Saved data entries:
****
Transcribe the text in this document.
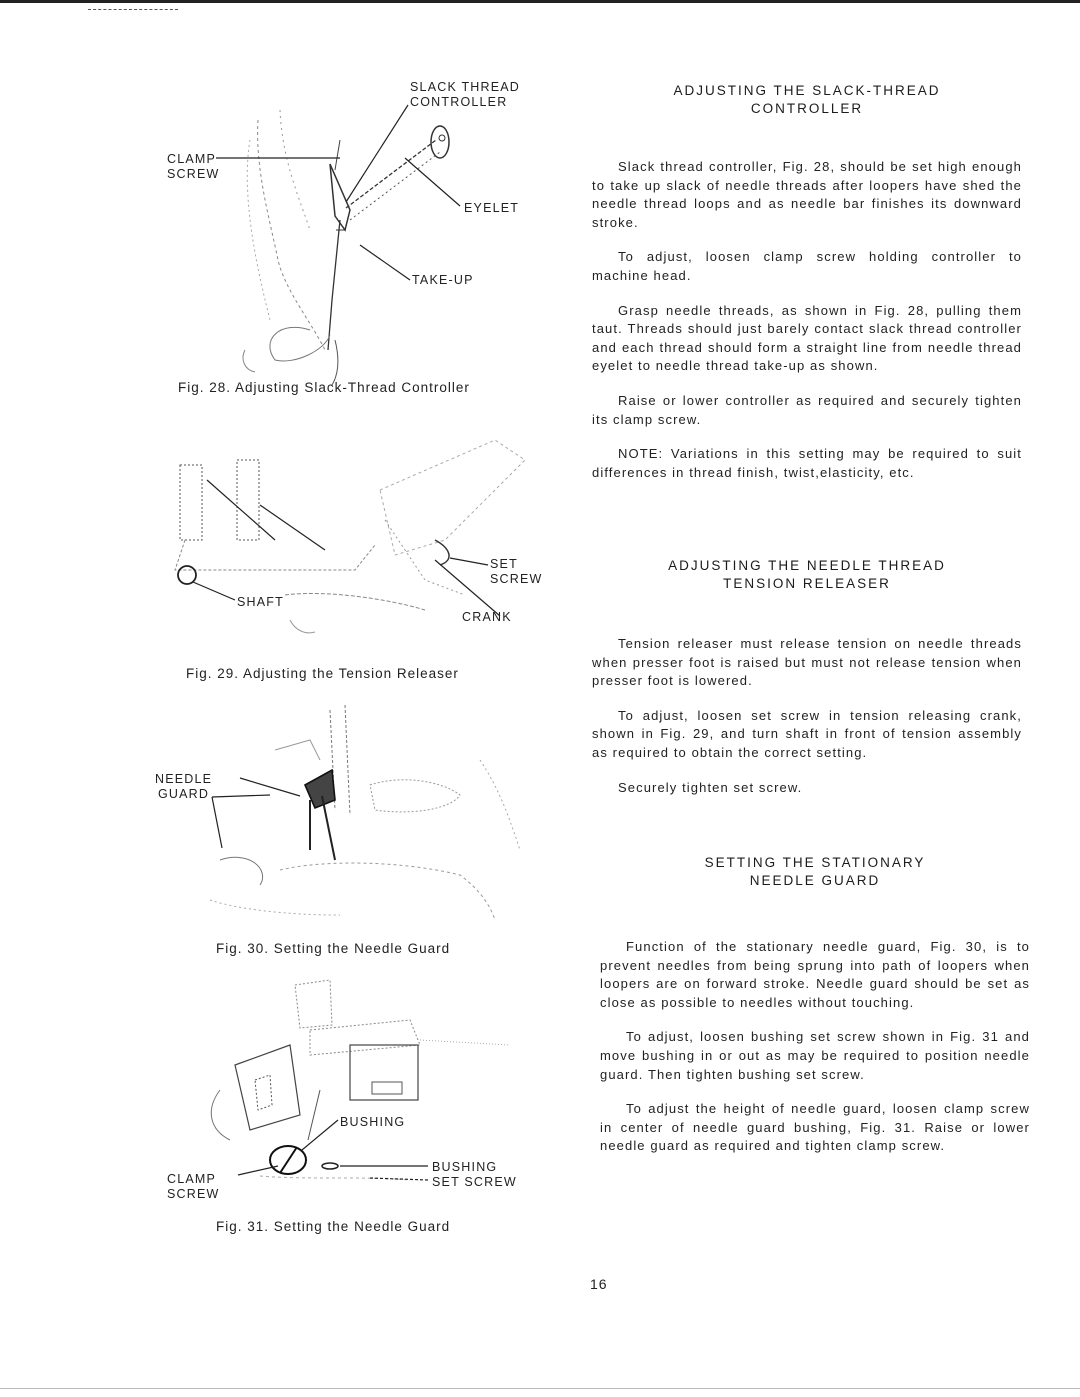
SLACK THREAD
CONTROLLER
CLAMP
SCREW
EYELET
TAKE-UP
Fig. 28. Adjusting Slack-Thread Controller
SET
SCREW
SHAFT
CRANK
Fig. 29. Adjusting the Tension Releaser
NEEDLE
GUARD
Fig. 30. Setting the Needle Guard
BUSHING
CLAMP
SCREW
BUSHING
SET SCREW
Fig. 31. Setting the Needle Guard
ADJUSTING THE SLACK-THREAD
CONTROLLER

Slack thread controller, Fig. 28, should be set high enough to take up slack of needle threads after loopers have shed the needle thread loops and as needle bar finishes its downward stroke.

To adjust, loosen clamp screw holding controller to machine head.

Grasp needle threads, as shown in Fig. 28, pulling them taut. Threads should just barely contact slack thread controller and each thread should form a straight line from needle thread eyelet to needle thread take-up as shown.

Raise or lower controller as required and securely tighten its clamp screw.

NOTE: Variations in this setting may be required to suit differences in thread finish, twist,elasticity, etc.

ADJUSTING THE NEEDLE THREAD
TENSION RELEASER

Tension releaser must release tension on needle threads when presser foot is raised but must not release tension when presser foot is lowered.

To adjust, loosen set screw in tension releasing crank, shown in Fig. 29, and turn shaft in front of tension assembly as required to obtain the correct setting.

Securely tighten set screw.

SETTING THE STATIONARY
NEEDLE GUARD

Function of the stationary needle guard, Fig. 30, is to prevent needles from being sprung into path of loopers when loopers are on forward stroke. Needle guard should be set as close as possible to needles without touching.

To adjust, loosen bushing set screw shown in Fig. 31 and move bushing in or out as may be required to position needle guard. Then tighten bushing set screw.

To adjust the height of needle guard, loosen clamp screw in center of needle guard bushing, Fig. 31. Raise or lower needle guard as required and tighten clamp screw.

16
****
--- EXERCISE DESCRIPTION ---
State the number of lines in the records that contain the string "from", and nothing more.

--- THE RESULT ---
2